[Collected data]
———

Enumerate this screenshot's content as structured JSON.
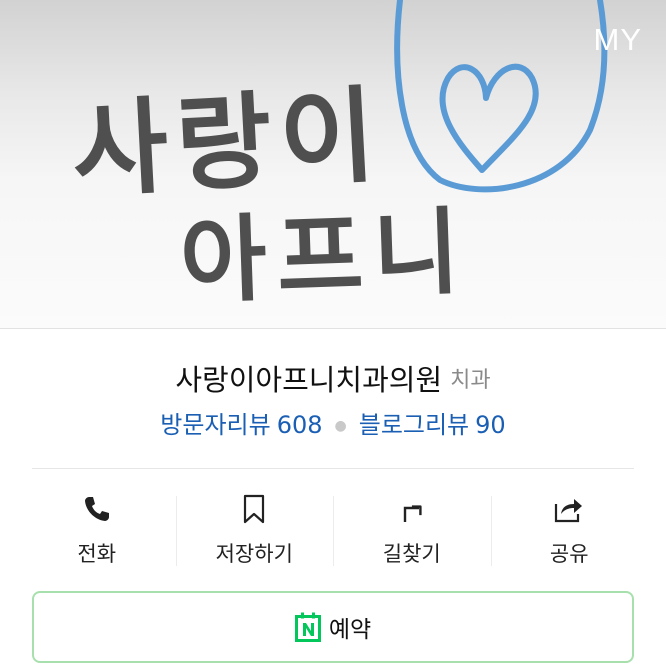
{
  "header": {
    "my_label": "MY",
    "hero_text_line1": "사랑이",
    "hero_text_line2": "아프니"
  },
  "place": {
    "name": "사랑이아프니치과의원",
    "category": "치과",
    "visitor_review_label": "방문자리뷰",
    "visitor_review_count": "608",
    "blog_review_label": "블로그리뷰",
    "blog_review_count": "90"
  },
  "actions": [
    {
      "label": "전화",
      "icon": "phone-icon"
    },
    {
      "label": "저장하기",
      "icon": "bookmark-icon"
    },
    {
      "label": "길찾기",
      "icon": "directions-icon"
    },
    {
      "label": "공유",
      "icon": "share-icon"
    }
  ],
  "reservation": {
    "label": "예약",
    "icon": "naver-calendar-icon"
  },
  "colors": {
    "accent_blue": "#1a5fb4",
    "heart_blue": "#5b9bd5",
    "reserve_green": "#03c75a",
    "reserve_border": "#a7e0ad",
    "hero_text": "#4f4f4f"
  }
}
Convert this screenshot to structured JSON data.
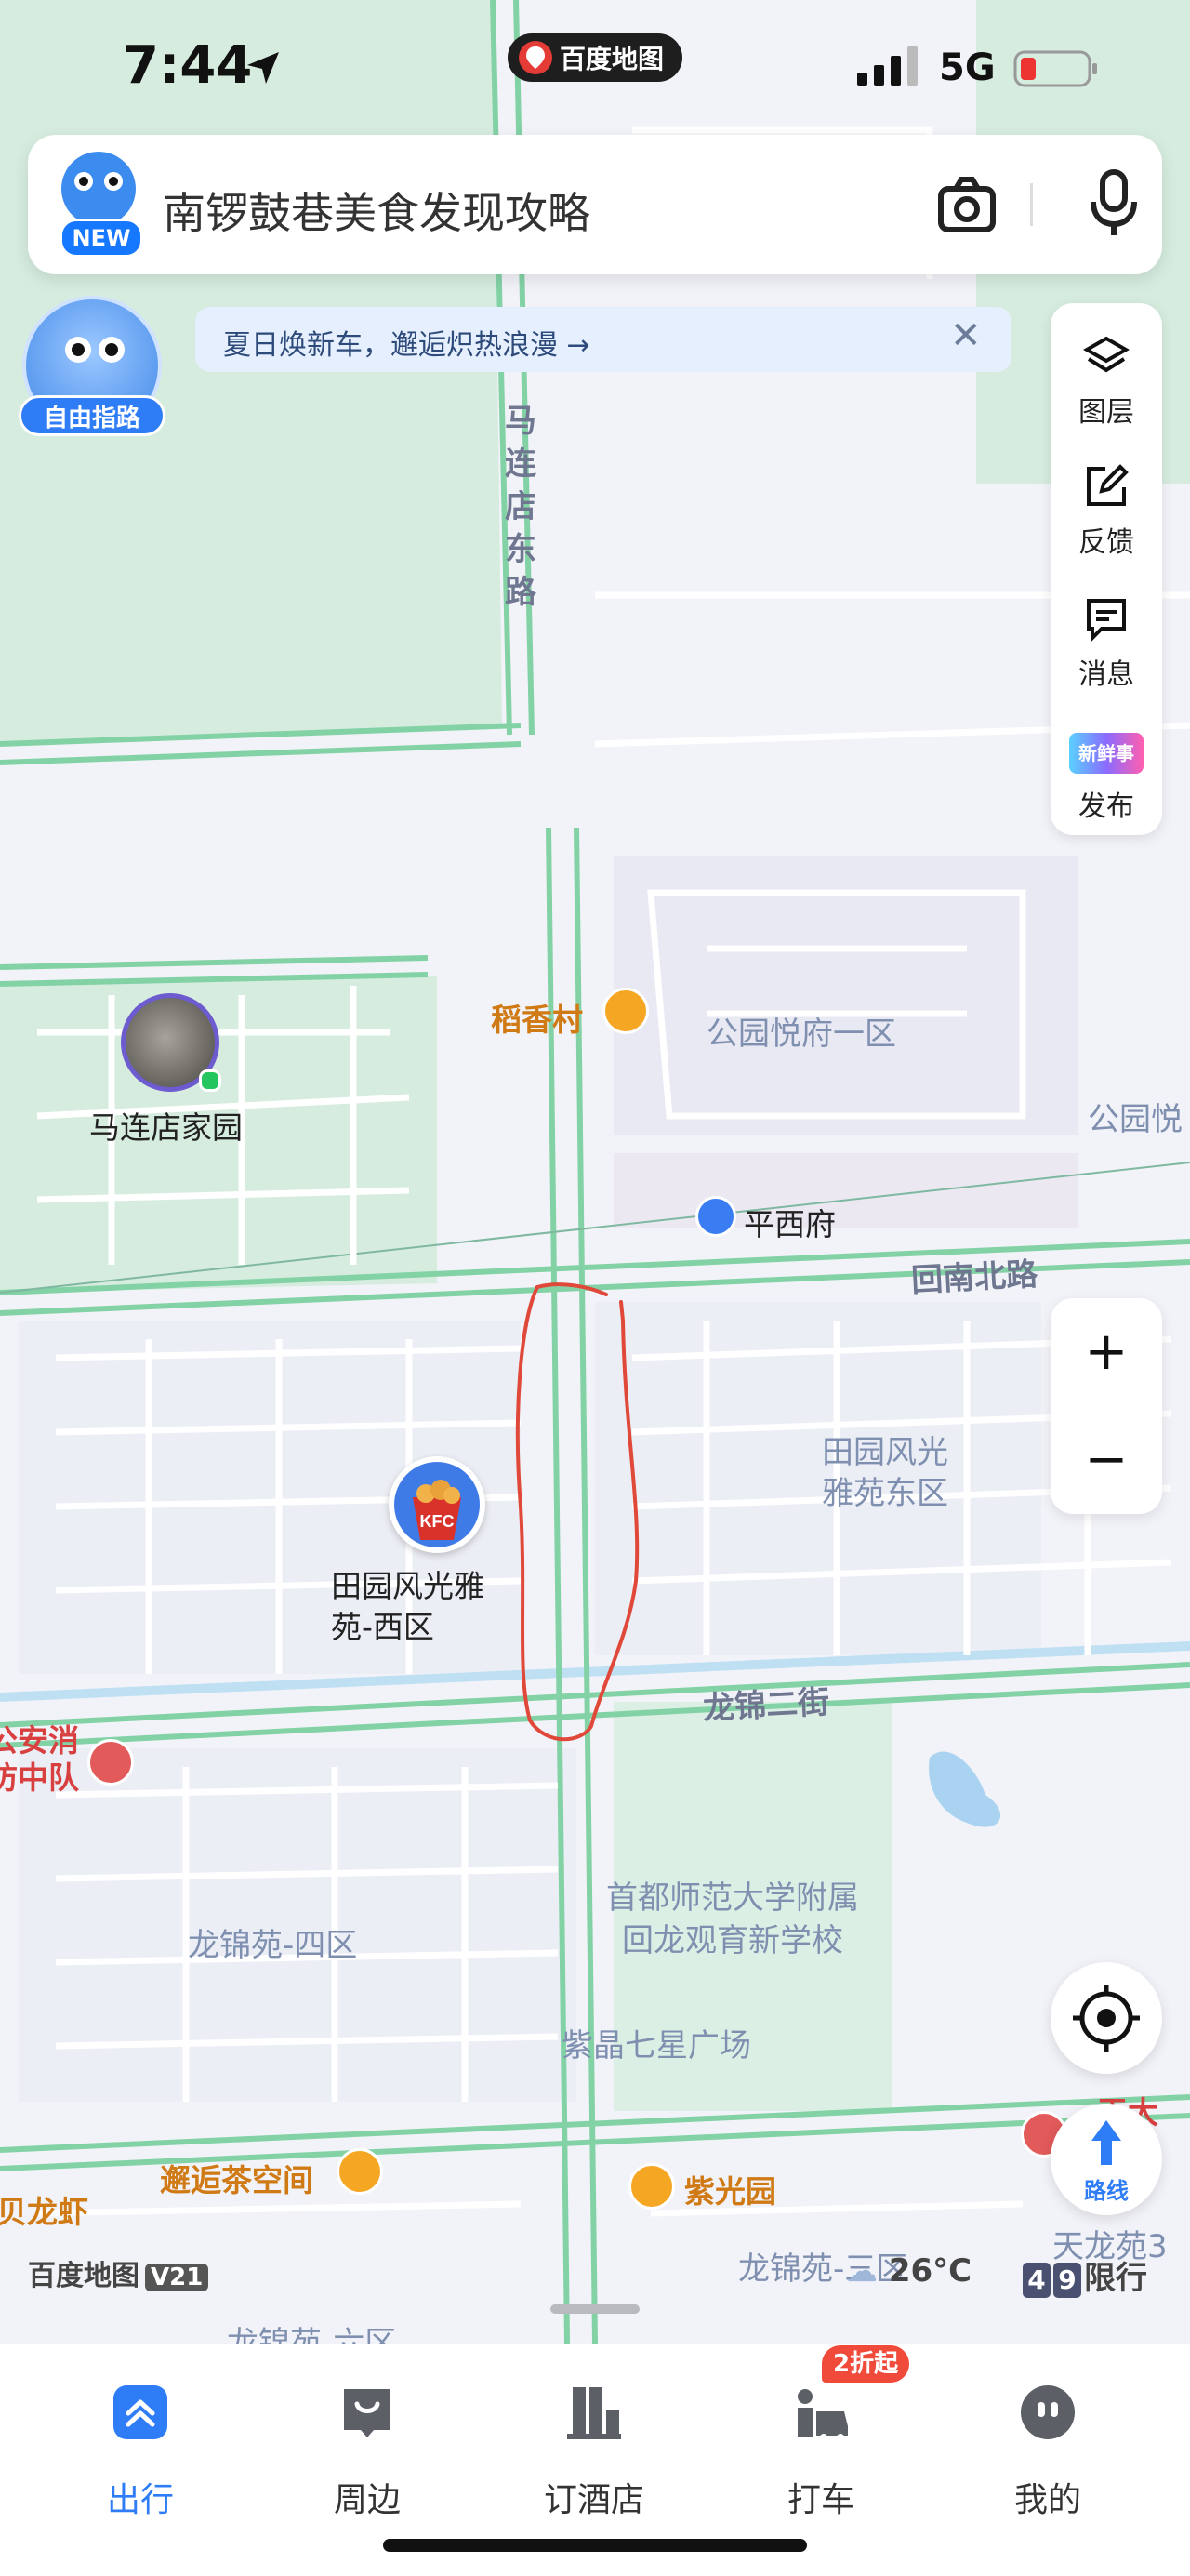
{
  "status_bar": {
    "time": "7:44",
    "app_pill": "百度地图",
    "network": "5G"
  },
  "search": {
    "badge": "NEW",
    "placeholder": "南锣鼓巷美食发现攻略"
  },
  "free_guide": {
    "label": "自由指路"
  },
  "notice": {
    "text": "夏日焕新车，邂逅炽热浪漫 →",
    "close": "✕"
  },
  "side_toolbar": {
    "items": [
      {
        "label": "图层",
        "icon": "layers-icon"
      },
      {
        "label": "反馈",
        "icon": "feedback-icon"
      },
      {
        "label": "消息",
        "icon": "message-icon"
      },
      {
        "label": "发布",
        "icon": "publish-icon",
        "badge": "新鲜事"
      }
    ]
  },
  "zoom": {
    "in": "+",
    "out": "−"
  },
  "route_button": {
    "label": "路线"
  },
  "map": {
    "roads": {
      "ma_lian_dian_east": "马\n连\n店\n东\n路",
      "hui_nan_bei": "回南北路",
      "long_jin_2": "龙锦二街"
    },
    "areas": {
      "gongyuan_yuefu": "公园悦府一区",
      "gongyuan_yue_partial": "公园悦",
      "tianyuan_east": "田园风光\n雅苑东区",
      "tianyuan_west": "田园风光雅\n苑-西区",
      "ma_lian_dian_home": "马连店家园",
      "long_jin_4": "龙锦苑-四区",
      "school": "首都师范大学附属\n回龙观育新学校",
      "zijing": "紫晶七星广场",
      "long_jin_3": "龙锦苑-三区",
      "long_jin_bottom": "龙锦苑-六区",
      "fire": "公安消\n防中队",
      "tianlong": "天龙苑3"
    },
    "pois": {
      "daoxiangcun": "稻香村",
      "pingxifu": "平西府",
      "xiehou": "邂逅茶空间",
      "ziguang": "紫光园",
      "shrimp": "贝龙虾",
      "hospital_partial": "天大\n医院"
    }
  },
  "watermark": {
    "brand": "百度地图",
    "version": "V21"
  },
  "weather": {
    "text": "26°C"
  },
  "traffic_limit": {
    "plates": [
      "4",
      "9"
    ],
    "label": "限行"
  },
  "tab_bar": {
    "items": [
      {
        "label": "出行",
        "icon": "travel-icon",
        "active": true
      },
      {
        "label": "周边",
        "icon": "nearby-icon",
        "active": false
      },
      {
        "label": "订酒店",
        "icon": "hotel-icon",
        "active": false
      },
      {
        "label": "打车",
        "icon": "taxi-icon",
        "active": false
      },
      {
        "label": "我的",
        "icon": "profile-icon",
        "active": false
      }
    ],
    "promo": "2折起"
  },
  "colors": {
    "accent": "#2f7df6",
    "road": "#7ed1a3",
    "park": "#d6ecdf",
    "annotation": "#e0493a"
  }
}
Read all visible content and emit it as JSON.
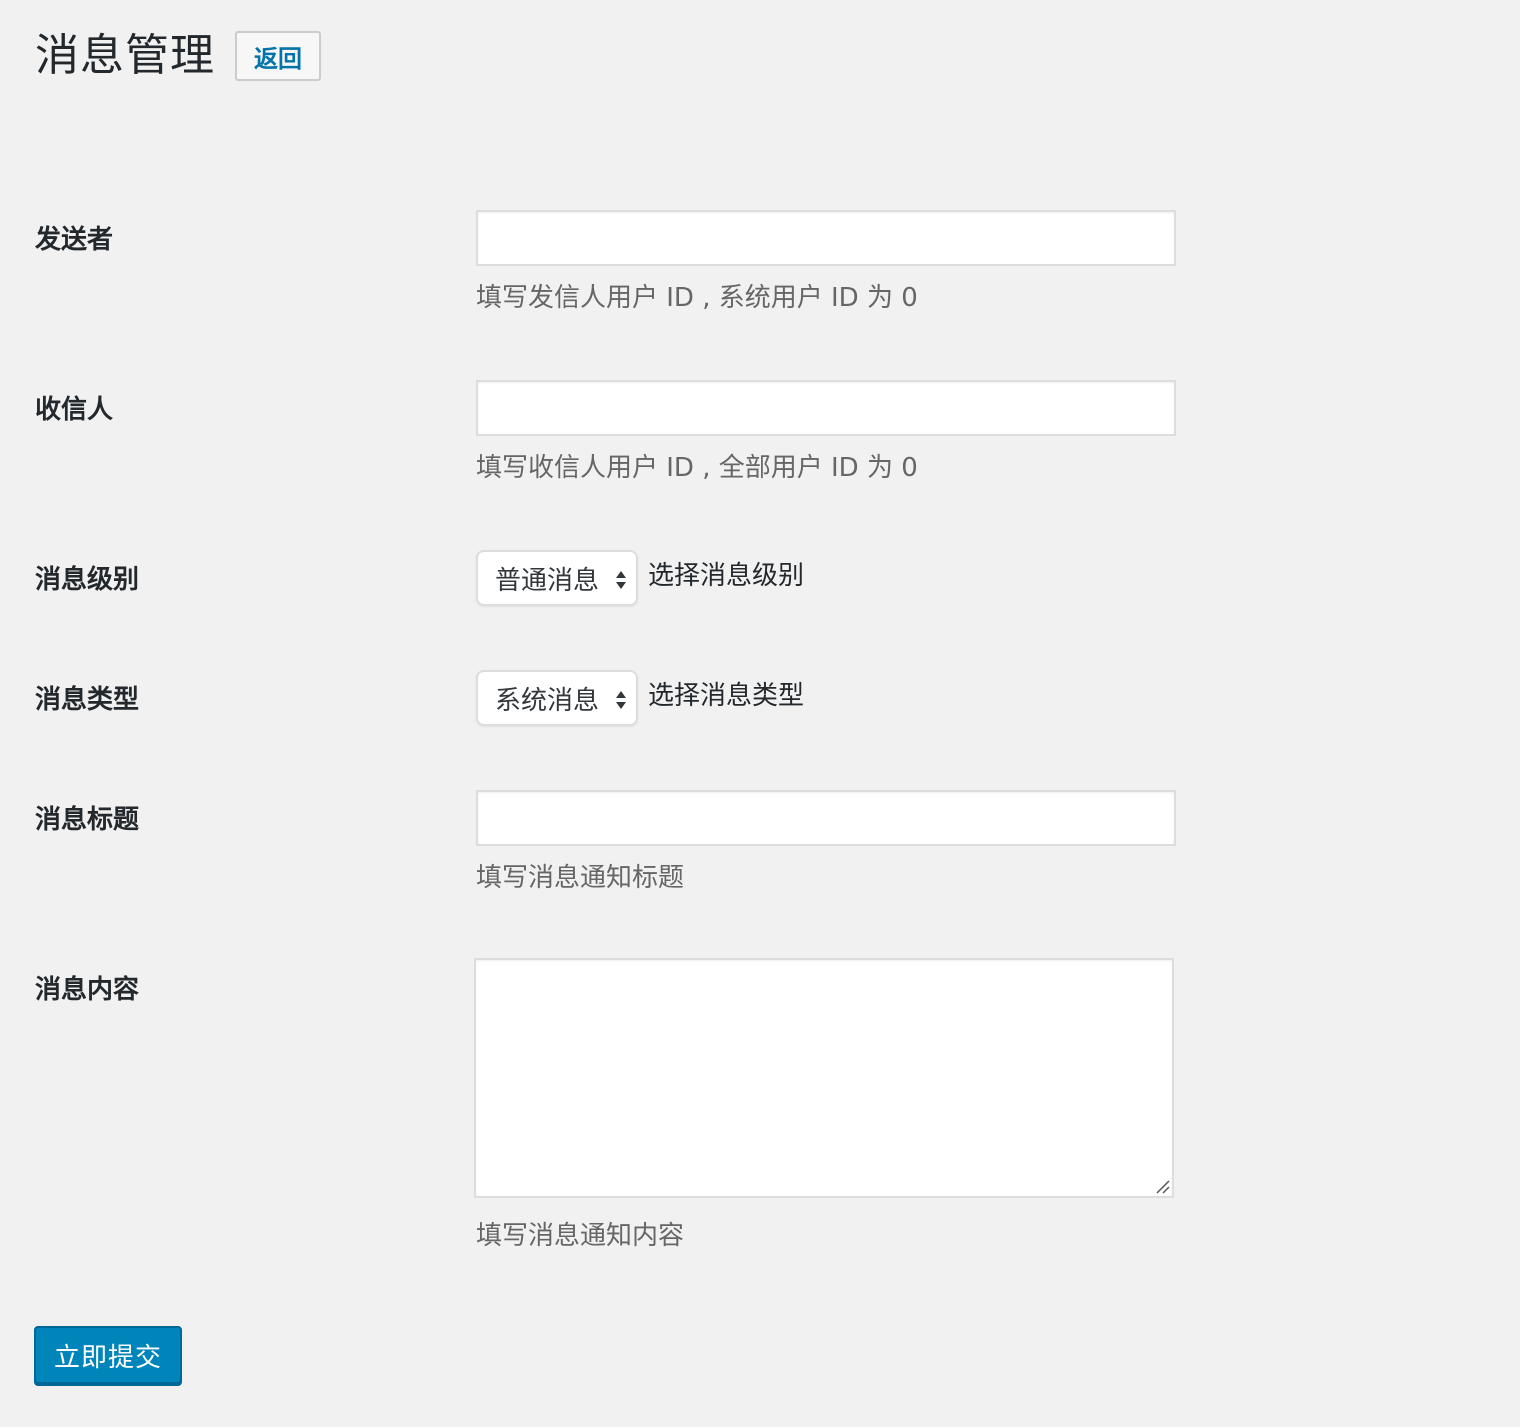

———

Set the listing down in full and exactly. Pictures within it should not appear in the copy.

▸ **Result**
Enumerate this screenshot's content as structured JSON.
{
  "header": {
    "my_label": "MY",
    "hero_text_line1": "사랑이",
    "hero_text_line2": "아프니"
  },
  "place": {
    "name": "사랑이아프니치과의원",
    "category": "치과",
    "visitor_review_label": "방문자리뷰",
    "visitor_review_count": "608",
    "blog_review_label": "블로그리뷰",
    "blog_review_count": "90"
  },
  "actions": [
    {
      "label": "전화",
      "icon": "phone-icon"
    },
    {
      "label": "저장하기",
      "icon": "bookmark-icon"
    },
    {
      "label": "길찾기",
      "icon": "directions-icon"
    },
    {
      "label": "공유",
      "icon": "share-icon"
    }
  ],
  "reservation": {
    "label": "예약",
    "icon": "naver-calendar-icon"
  },
  "colors": {
    "accent_blue": "#1a5fb4",
    "heart_blue": "#5b9bd5",
    "reserve_green": "#03c75a",
    "reserve_border": "#a7e0ad",
    "hero_text": "#4f4f4f"
  }
}
Convert this screenshot to structured JSON data.
{
  "status_bar": {
    "time": "7:44",
    "app_pill": "百度地图",
    "network": "5G"
  },
  "search": {
    "badge": "NEW",
    "placeholder": "南锣鼓巷美食发现攻略"
  },
  "free_guide": {
    "label": "自由指路"
  },
  "notice": {
    "text": "夏日焕新车，邂逅炽热浪漫 →",
    "close": "✕"
  },
  "side_toolbar": {
    "items": [
      {
        "label": "图层",
        "icon": "layers-icon"
      },
      {
        "label": "反馈",
        "icon": "feedback-icon"
      },
      {
        "label": "消息",
        "icon": "message-icon"
      },
      {
        "label": "发布",
        "icon": "publish-icon",
        "badge": "新鲜事"
      }
    ]
  },
  "zoom": {
    "in": "+",
    "out": "−"
  },
  "route_button": {
    "label": "路线"
  },
  "map": {
    "roads": {
      "ma_lian_dian_east": "马\n连\n店\n东\n路",
      "hui_nan_bei": "回南北路",
      "long_jin_2": "龙锦二街"
    },
    "areas": {
      "gongyuan_yuefu": "公园悦府一区",
      "gongyuan_yue_partial": "公园悦",
      "tianyuan_east": "田园风光\n雅苑东区",
      "tianyuan_west": "田园风光雅\n苑-西区",
      "ma_lian_dian_home": "马连店家园",
      "long_jin_4": "龙锦苑-四区",
      "school": "首都师范大学附属\n回龙观育新学校",
      "zijing": "紫晶七星广场",
      "long_jin_3": "龙锦苑-三区",
      "long_jin_bottom": "龙锦苑-六区",
      "fire": "公安消\n防中队",
      "tianlong": "天龙苑3"
    },
    "pois": {
      "daoxiangcun": "稻香村",
      "pingxifu": "平西府",
      "xiehou": "邂逅茶空间",
      "ziguang": "紫光园",
      "shrimp": "贝龙虾",
      "hospital_partial": "天大\n医院"
    }
  },
  "watermark": {
    "brand": "百度地图",
    "version": "V21"
  },
  "weather": {
    "text": "26°C"
  },
  "traffic_limit": {
    "plates": [
      "4",
      "9"
    ],
    "label": "限行"
  },
  "tab_bar": {
    "items": [
      {
        "label": "出行",
        "icon": "travel-icon",
        "active": true
      },
      {
        "label": "周边",
        "icon": "nearby-icon",
        "active": false
      },
      {
        "label": "订酒店",
        "icon": "hotel-icon",
        "active": false
      },
      {
        "label": "打车",
        "icon": "taxi-icon",
        "active": false
      },
      {
        "label": "我的",
        "icon": "profile-icon",
        "active": false
      }
    ],
    "promo": "2折起"
  },
  "colors": {
    "accent": "#2f7df6",
    "road": "#7ed1a3",
    "park": "#d6ecdf",
    "annotation": "#e0493a"
  }
}
Read all visible content and emit it as JSON.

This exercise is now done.